- [SET PROBLEM] Show only lines that include "Section".

- [GIVEN RECORDS]
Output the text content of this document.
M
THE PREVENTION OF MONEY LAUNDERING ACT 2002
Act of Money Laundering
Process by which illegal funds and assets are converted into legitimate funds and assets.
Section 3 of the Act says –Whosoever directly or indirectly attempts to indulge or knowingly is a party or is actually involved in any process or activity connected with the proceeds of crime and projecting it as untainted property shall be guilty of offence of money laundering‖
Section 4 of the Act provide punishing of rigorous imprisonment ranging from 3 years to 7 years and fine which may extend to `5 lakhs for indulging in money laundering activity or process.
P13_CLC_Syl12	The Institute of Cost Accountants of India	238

- [RESULT OF THIS EXERCISE]
Section 3 of the Act says –Whosoever directly or indirectly attempts to indulge or knowingly is a party or is actually involved in any process or activity connected with the proceeds of crime and projecting it as untainted property shall be guilty of offence of money laundering‖
Section 4 of the Act provide punishing of rigorous imprisonment ranging from 3 years to 7 years and fine which may extend to `5 lakhs for indulging in money laundering activity or process.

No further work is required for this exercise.